Starting with the line that holds "Serialize everything readable", reproduce each line through the last one of the data, exactly as written. Pictures are not copied.

[START INFORMATION SHOWN]

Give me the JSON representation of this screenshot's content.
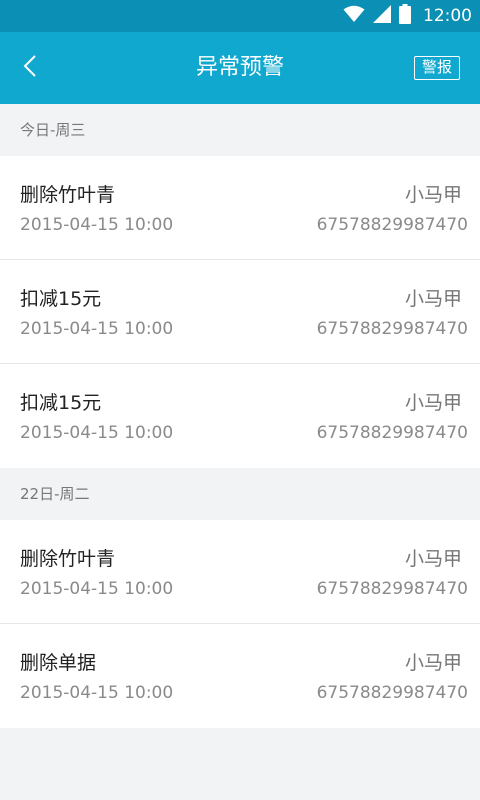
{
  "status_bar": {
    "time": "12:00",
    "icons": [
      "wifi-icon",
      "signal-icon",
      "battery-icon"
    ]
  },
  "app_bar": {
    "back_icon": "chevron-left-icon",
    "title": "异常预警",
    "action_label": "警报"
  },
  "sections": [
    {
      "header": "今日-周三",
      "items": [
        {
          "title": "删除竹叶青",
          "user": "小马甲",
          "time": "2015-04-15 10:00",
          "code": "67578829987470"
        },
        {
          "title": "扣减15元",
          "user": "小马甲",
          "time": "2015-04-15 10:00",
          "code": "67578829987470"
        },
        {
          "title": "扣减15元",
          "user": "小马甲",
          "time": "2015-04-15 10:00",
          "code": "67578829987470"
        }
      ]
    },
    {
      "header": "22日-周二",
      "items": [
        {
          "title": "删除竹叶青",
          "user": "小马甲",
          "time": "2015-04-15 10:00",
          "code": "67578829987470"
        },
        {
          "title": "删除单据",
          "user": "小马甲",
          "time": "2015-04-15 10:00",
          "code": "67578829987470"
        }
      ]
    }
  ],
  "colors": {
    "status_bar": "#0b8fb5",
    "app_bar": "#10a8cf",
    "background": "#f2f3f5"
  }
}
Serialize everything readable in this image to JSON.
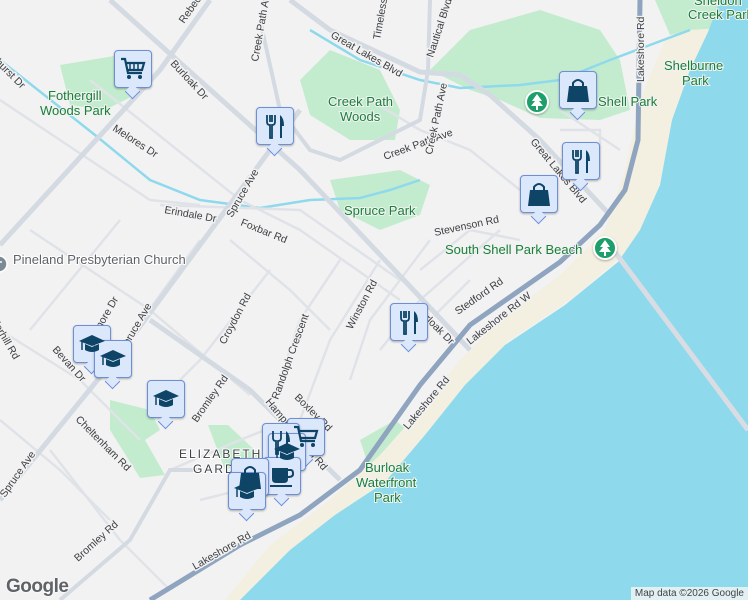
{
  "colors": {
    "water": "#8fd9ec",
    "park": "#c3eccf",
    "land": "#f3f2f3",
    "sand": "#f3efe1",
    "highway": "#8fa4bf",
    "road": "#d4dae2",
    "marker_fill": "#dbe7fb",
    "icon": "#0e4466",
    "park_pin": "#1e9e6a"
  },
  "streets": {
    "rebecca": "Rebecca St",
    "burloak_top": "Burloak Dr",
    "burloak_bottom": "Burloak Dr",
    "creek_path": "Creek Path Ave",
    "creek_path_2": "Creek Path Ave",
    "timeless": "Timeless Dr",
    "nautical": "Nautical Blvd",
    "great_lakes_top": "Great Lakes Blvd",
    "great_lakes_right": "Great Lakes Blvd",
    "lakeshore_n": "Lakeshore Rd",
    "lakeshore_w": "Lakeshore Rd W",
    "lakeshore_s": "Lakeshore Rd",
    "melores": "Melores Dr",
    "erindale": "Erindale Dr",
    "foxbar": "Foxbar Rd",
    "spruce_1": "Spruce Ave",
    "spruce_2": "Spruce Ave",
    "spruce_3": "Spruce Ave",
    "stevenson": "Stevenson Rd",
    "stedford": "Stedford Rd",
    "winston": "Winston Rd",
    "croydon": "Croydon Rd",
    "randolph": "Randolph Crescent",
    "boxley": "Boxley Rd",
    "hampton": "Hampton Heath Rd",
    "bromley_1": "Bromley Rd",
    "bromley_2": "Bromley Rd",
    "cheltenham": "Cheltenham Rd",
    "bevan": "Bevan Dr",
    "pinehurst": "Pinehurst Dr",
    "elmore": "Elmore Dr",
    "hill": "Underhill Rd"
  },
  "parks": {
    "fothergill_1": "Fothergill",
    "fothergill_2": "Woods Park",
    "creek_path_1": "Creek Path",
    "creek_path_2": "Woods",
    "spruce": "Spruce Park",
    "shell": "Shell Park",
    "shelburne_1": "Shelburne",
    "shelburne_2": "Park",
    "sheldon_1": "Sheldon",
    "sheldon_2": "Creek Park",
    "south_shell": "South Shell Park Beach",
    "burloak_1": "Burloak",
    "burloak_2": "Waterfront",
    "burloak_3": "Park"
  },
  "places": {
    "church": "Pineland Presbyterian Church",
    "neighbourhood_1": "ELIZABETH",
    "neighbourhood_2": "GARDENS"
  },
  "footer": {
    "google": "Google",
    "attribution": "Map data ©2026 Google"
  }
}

[END INFORMATION SHOWN]

- [SOLUTION]:
Serialize everything readable in this image to JSON.
{
  "colors": {
    "water": "#8fd9ec",
    "park": "#c3eccf",
    "land": "#f3f2f3",
    "sand": "#f3efe1",
    "highway": "#8fa4bf",
    "road": "#d4dae2",
    "marker_fill": "#dbe7fb",
    "icon": "#0e4466",
    "park_pin": "#1e9e6a"
  },
  "streets": {
    "rebecca": "Rebecca St",
    "burloak_top": "Burloak Dr",
    "burloak_bottom": "Burloak Dr",
    "creek_path": "Creek Path Ave",
    "creek_path_2": "Creek Path Ave",
    "timeless": "Timeless Dr",
    "nautical": "Nautical Blvd",
    "great_lakes_top": "Great Lakes Blvd",
    "great_lakes_right": "Great Lakes Blvd",
    "lakeshore_n": "Lakeshore Rd",
    "lakeshore_w": "Lakeshore Rd W",
    "lakeshore_s": "Lakeshore Rd",
    "melores": "Melores Dr",
    "erindale": "Erindale Dr",
    "foxbar": "Foxbar Rd",
    "spruce_1": "Spruce Ave",
    "spruce_2": "Spruce Ave",
    "spruce_3": "Spruce Ave",
    "stevenson": "Stevenson Rd",
    "stedford": "Stedford Rd",
    "winston": "Winston Rd",
    "croydon": "Croydon Rd",
    "randolph": "Randolph Crescent",
    "boxley": "Boxley Rd",
    "hampton": "Hampton Heath Rd",
    "bromley_1": "Bromley Rd",
    "bromley_2": "Bromley Rd",
    "cheltenham": "Cheltenham Rd",
    "bevan": "Bevan Dr",
    "pinehurst": "Pinehurst Dr",
    "elmore": "Elmore Dr",
    "hill": "Underhill Rd"
  },
  "parks": {
    "fothergill_1": "Fothergill",
    "fothergill_2": "Woods Park",
    "creek_path_1": "Creek Path",
    "creek_path_2": "Woods",
    "spruce": "Spruce Park",
    "shell": "Shell Park",
    "shelburne_1": "Shelburne",
    "shelburne_2": "Park",
    "sheldon_1": "Sheldon",
    "sheldon_2": "Creek Park",
    "south_shell": "South Shell Park Beach",
    "burloak_1": "Burloak",
    "burloak_2": "Waterfront",
    "burloak_3": "Park"
  },
  "places": {
    "church": "Pineland Presbyterian Church",
    "neighbourhood_1": "ELIZABETH",
    "neighbourhood_2": "GARDENS"
  },
  "footer": {
    "google": "Google",
    "attribution": "Map data ©2026 Google"
  }
}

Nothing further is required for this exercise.